** EXERCISE DETAILS **
Please write out the material that follows, exactly as it stands.

** INPUT FOR THIS TASK **
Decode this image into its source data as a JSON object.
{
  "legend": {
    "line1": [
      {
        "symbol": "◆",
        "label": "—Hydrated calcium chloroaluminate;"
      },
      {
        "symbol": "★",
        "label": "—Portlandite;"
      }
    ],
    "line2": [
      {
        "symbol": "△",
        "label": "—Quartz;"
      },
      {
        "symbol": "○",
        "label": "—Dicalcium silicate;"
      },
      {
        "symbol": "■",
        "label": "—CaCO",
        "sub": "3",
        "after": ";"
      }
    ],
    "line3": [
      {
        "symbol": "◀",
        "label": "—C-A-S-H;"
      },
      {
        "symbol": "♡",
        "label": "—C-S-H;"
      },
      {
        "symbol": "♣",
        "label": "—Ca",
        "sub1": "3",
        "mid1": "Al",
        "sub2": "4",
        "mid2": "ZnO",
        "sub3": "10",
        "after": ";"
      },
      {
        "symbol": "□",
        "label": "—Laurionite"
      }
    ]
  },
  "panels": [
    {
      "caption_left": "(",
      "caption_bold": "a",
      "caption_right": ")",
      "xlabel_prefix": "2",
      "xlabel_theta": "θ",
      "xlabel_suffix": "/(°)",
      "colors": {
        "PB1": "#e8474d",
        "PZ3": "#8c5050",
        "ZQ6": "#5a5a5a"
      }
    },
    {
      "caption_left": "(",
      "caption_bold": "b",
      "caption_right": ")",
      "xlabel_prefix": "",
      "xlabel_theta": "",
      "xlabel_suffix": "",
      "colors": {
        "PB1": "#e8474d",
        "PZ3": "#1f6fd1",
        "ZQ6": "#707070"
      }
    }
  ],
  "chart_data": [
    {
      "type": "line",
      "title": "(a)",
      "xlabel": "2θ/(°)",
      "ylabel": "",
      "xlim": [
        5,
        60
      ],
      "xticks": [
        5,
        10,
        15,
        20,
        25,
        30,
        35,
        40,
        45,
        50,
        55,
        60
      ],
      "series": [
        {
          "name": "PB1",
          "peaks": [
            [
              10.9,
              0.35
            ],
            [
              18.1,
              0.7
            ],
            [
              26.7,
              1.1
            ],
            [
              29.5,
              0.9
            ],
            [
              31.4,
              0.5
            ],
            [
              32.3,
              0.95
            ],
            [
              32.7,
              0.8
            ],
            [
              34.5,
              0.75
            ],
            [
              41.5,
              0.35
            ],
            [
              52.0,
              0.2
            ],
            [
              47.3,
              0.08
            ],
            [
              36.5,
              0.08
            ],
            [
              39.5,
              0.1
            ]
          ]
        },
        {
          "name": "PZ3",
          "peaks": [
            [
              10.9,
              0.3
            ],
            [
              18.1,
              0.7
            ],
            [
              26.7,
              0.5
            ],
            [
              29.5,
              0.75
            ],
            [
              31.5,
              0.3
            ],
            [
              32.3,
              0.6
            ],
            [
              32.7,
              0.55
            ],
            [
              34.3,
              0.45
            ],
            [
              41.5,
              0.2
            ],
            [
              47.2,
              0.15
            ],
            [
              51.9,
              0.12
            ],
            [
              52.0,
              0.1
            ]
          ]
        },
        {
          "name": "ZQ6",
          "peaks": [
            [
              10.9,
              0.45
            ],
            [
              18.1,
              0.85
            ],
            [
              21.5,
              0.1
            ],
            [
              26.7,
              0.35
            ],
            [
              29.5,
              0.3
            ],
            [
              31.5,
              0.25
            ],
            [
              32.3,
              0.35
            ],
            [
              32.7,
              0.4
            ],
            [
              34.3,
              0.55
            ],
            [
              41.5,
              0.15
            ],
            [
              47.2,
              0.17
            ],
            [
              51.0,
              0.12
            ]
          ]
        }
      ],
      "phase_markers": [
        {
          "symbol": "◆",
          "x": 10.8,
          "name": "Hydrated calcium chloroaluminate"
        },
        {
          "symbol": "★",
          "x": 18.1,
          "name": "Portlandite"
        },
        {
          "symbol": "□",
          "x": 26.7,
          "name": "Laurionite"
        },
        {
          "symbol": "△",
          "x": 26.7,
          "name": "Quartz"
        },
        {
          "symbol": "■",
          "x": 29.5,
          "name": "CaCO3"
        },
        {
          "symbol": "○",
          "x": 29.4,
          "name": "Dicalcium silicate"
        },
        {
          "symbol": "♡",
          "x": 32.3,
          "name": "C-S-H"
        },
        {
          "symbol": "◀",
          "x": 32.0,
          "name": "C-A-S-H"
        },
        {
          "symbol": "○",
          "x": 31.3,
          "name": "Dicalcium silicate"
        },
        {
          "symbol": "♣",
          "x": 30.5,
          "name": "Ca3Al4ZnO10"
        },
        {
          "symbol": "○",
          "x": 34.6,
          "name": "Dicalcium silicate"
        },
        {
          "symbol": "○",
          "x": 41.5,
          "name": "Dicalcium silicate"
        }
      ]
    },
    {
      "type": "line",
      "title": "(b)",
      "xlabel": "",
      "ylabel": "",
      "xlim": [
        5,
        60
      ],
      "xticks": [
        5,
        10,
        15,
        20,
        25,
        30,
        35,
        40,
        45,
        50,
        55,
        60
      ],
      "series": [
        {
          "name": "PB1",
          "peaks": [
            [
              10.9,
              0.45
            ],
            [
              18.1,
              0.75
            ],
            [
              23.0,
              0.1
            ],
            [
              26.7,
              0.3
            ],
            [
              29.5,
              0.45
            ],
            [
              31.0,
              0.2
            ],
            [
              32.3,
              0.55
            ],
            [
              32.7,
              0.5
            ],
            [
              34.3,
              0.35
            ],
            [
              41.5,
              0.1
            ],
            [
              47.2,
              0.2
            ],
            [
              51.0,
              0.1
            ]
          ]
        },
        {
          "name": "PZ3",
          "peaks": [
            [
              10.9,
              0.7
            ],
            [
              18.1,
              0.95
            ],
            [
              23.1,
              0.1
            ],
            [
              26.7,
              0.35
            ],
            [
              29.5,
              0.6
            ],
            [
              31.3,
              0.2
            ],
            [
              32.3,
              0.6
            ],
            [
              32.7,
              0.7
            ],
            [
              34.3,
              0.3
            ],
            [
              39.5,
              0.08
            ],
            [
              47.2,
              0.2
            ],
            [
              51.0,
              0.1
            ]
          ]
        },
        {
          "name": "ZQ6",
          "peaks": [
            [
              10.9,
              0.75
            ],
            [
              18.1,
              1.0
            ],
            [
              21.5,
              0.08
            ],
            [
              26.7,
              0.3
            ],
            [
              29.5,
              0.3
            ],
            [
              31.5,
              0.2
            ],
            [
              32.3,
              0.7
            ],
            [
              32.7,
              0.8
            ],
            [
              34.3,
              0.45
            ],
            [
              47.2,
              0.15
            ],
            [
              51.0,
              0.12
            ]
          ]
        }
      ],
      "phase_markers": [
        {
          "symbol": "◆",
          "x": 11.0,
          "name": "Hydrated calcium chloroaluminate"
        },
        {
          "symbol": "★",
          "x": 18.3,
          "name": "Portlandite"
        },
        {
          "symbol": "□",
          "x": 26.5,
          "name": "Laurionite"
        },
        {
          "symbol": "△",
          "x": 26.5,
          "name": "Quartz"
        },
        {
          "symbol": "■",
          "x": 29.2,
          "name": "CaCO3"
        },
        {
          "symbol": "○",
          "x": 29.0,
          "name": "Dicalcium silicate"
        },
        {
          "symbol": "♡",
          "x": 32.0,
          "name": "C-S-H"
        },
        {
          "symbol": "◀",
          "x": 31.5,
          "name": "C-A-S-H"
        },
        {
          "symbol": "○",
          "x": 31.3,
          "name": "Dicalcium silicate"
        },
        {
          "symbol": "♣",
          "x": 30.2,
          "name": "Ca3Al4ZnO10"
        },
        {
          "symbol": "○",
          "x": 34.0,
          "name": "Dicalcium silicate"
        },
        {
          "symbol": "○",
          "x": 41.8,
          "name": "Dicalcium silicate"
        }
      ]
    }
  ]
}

** EXPECTED OUTPUT **
Decode this image into its source data as a JSON object.
{
  "legend": {
    "line1": [
      {
        "symbol": "◆",
        "label": "—Hydrated calcium chloroaluminate;"
      },
      {
        "symbol": "★",
        "label": "—Portlandite;"
      }
    ],
    "line2": [
      {
        "symbol": "△",
        "label": "—Quartz;"
      },
      {
        "symbol": "○",
        "label": "—Dicalcium silicate;"
      },
      {
        "symbol": "■",
        "label": "—CaCO",
        "sub": "3",
        "after": ";"
      }
    ],
    "line3": [
      {
        "symbol": "◀",
        "label": "—C-A-S-H;"
      },
      {
        "symbol": "♡",
        "label": "—C-S-H;"
      },
      {
        "symbol": "♣",
        "label": "—Ca",
        "sub1": "3",
        "mid1": "Al",
        "sub2": "4",
        "mid2": "ZnO",
        "sub3": "10",
        "after": ";"
      },
      {
        "symbol": "□",
        "label": "—Laurionite"
      }
    ]
  },
  "panels": [
    {
      "caption_left": "(",
      "caption_bold": "a",
      "caption_right": ")",
      "xlabel_prefix": "2",
      "xlabel_theta": "θ",
      "xlabel_suffix": "/(°)",
      "colors": {
        "PB1": "#e8474d",
        "PZ3": "#8c5050",
        "ZQ6": "#5a5a5a"
      }
    },
    {
      "caption_left": "(",
      "caption_bold": "b",
      "caption_right": ")",
      "xlabel_prefix": "",
      "xlabel_theta": "",
      "xlabel_suffix": "",
      "colors": {
        "PB1": "#e8474d",
        "PZ3": "#1f6fd1",
        "ZQ6": "#707070"
      }
    }
  ],
  "chart_data": [
    {
      "type": "line",
      "title": "(a)",
      "xlabel": "2θ/(°)",
      "ylabel": "",
      "xlim": [
        5,
        60
      ],
      "xticks": [
        5,
        10,
        15,
        20,
        25,
        30,
        35,
        40,
        45,
        50,
        55,
        60
      ],
      "series": [
        {
          "name": "PB1",
          "peaks": [
            [
              10.9,
              0.35
            ],
            [
              18.1,
              0.7
            ],
            [
              26.7,
              1.1
            ],
            [
              29.5,
              0.9
            ],
            [
              31.4,
              0.5
            ],
            [
              32.3,
              0.95
            ],
            [
              32.7,
              0.8
            ],
            [
              34.5,
              0.75
            ],
            [
              41.5,
              0.35
            ],
            [
              52.0,
              0.2
            ],
            [
              47.3,
              0.08
            ],
            [
              36.5,
              0.08
            ],
            [
              39.5,
              0.1
            ]
          ]
        },
        {
          "name": "PZ3",
          "peaks": [
            [
              10.9,
              0.3
            ],
            [
              18.1,
              0.7
            ],
            [
              26.7,
              0.5
            ],
            [
              29.5,
              0.75
            ],
            [
              31.5,
              0.3
            ],
            [
              32.3,
              0.6
            ],
            [
              32.7,
              0.55
            ],
            [
              34.3,
              0.45
            ],
            [
              41.5,
              0.2
            ],
            [
              47.2,
              0.15
            ],
            [
              51.9,
              0.12
            ],
            [
              52.0,
              0.1
            ]
          ]
        },
        {
          "name": "ZQ6",
          "peaks": [
            [
              10.9,
              0.45
            ],
            [
              18.1,
              0.85
            ],
            [
              21.5,
              0.1
            ],
            [
              26.7,
              0.35
            ],
            [
              29.5,
              0.3
            ],
            [
              31.5,
              0.25
            ],
            [
              32.3,
              0.35
            ],
            [
              32.7,
              0.4
            ],
            [
              34.3,
              0.55
            ],
            [
              41.5,
              0.15
            ],
            [
              47.2,
              0.17
            ],
            [
              51.0,
              0.12
            ]
          ]
        }
      ],
      "phase_markers": [
        {
          "symbol": "◆",
          "x": 10.8,
          "name": "Hydrated calcium chloroaluminate"
        },
        {
          "symbol": "★",
          "x": 18.1,
          "name": "Portlandite"
        },
        {
          "symbol": "□",
          "x": 26.7,
          "name": "Laurionite"
        },
        {
          "symbol": "△",
          "x": 26.7,
          "name": "Quartz"
        },
        {
          "symbol": "■",
          "x": 29.5,
          "name": "CaCO3"
        },
        {
          "symbol": "○",
          "x": 29.4,
          "name": "Dicalcium silicate"
        },
        {
          "symbol": "♡",
          "x": 32.3,
          "name": "C-S-H"
        },
        {
          "symbol": "◀",
          "x": 32.0,
          "name": "C-A-S-H"
        },
        {
          "symbol": "○",
          "x": 31.3,
          "name": "Dicalcium silicate"
        },
        {
          "symbol": "♣",
          "x": 30.5,
          "name": "Ca3Al4ZnO10"
        },
        {
          "symbol": "○",
          "x": 34.6,
          "name": "Dicalcium silicate"
        },
        {
          "symbol": "○",
          "x": 41.5,
          "name": "Dicalcium silicate"
        }
      ]
    },
    {
      "type": "line",
      "title": "(b)",
      "xlabel": "",
      "ylabel": "",
      "xlim": [
        5,
        60
      ],
      "xticks": [
        5,
        10,
        15,
        20,
        25,
        30,
        35,
        40,
        45,
        50,
        55,
        60
      ],
      "series": [
        {
          "name": "PB1",
          "peaks": [
            [
              10.9,
              0.45
            ],
            [
              18.1,
              0.75
            ],
            [
              23.0,
              0.1
            ],
            [
              26.7,
              0.3
            ],
            [
              29.5,
              0.45
            ],
            [
              31.0,
              0.2
            ],
            [
              32.3,
              0.55
            ],
            [
              32.7,
              0.5
            ],
            [
              34.3,
              0.35
            ],
            [
              41.5,
              0.1
            ],
            [
              47.2,
              0.2
            ],
            [
              51.0,
              0.1
            ]
          ]
        },
        {
          "name": "PZ3",
          "peaks": [
            [
              10.9,
              0.7
            ],
            [
              18.1,
              0.95
            ],
            [
              23.1,
              0.1
            ],
            [
              26.7,
              0.35
            ],
            [
              29.5,
              0.6
            ],
            [
              31.3,
              0.2
            ],
            [
              32.3,
              0.6
            ],
            [
              32.7,
              0.7
            ],
            [
              34.3,
              0.3
            ],
            [
              39.5,
              0.08
            ],
            [
              47.2,
              0.2
            ],
            [
              51.0,
              0.1
            ]
          ]
        },
        {
          "name": "ZQ6",
          "peaks": [
            [
              10.9,
              0.75
            ],
            [
              18.1,
              1.0
            ],
            [
              21.5,
              0.08
            ],
            [
              26.7,
              0.3
            ],
            [
              29.5,
              0.3
            ],
            [
              31.5,
              0.2
            ],
            [
              32.3,
              0.7
            ],
            [
              32.7,
              0.8
            ],
            [
              34.3,
              0.45
            ],
            [
              47.2,
              0.15
            ],
            [
              51.0,
              0.12
            ]
          ]
        }
      ],
      "phase_markers": [
        {
          "symbol": "◆",
          "x": 11.0,
          "name": "Hydrated calcium chloroaluminate"
        },
        {
          "symbol": "★",
          "x": 18.3,
          "name": "Portlandite"
        },
        {
          "symbol": "□",
          "x": 26.5,
          "name": "Laurionite"
        },
        {
          "symbol": "△",
          "x": 26.5,
          "name": "Quartz"
        },
        {
          "symbol": "■",
          "x": 29.2,
          "name": "CaCO3"
        },
        {
          "symbol": "○",
          "x": 29.0,
          "name": "Dicalcium silicate"
        },
        {
          "symbol": "♡",
          "x": 32.0,
          "name": "C-S-H"
        },
        {
          "symbol": "◀",
          "x": 31.5,
          "name": "C-A-S-H"
        },
        {
          "symbol": "○",
          "x": 31.3,
          "name": "Dicalcium silicate"
        },
        {
          "symbol": "♣",
          "x": 30.2,
          "name": "Ca3Al4ZnO10"
        },
        {
          "symbol": "○",
          "x": 34.0,
          "name": "Dicalcium silicate"
        },
        {
          "symbol": "○",
          "x": 41.8,
          "name": "Dicalcium silicate"
        }
      ]
    }
  ]
}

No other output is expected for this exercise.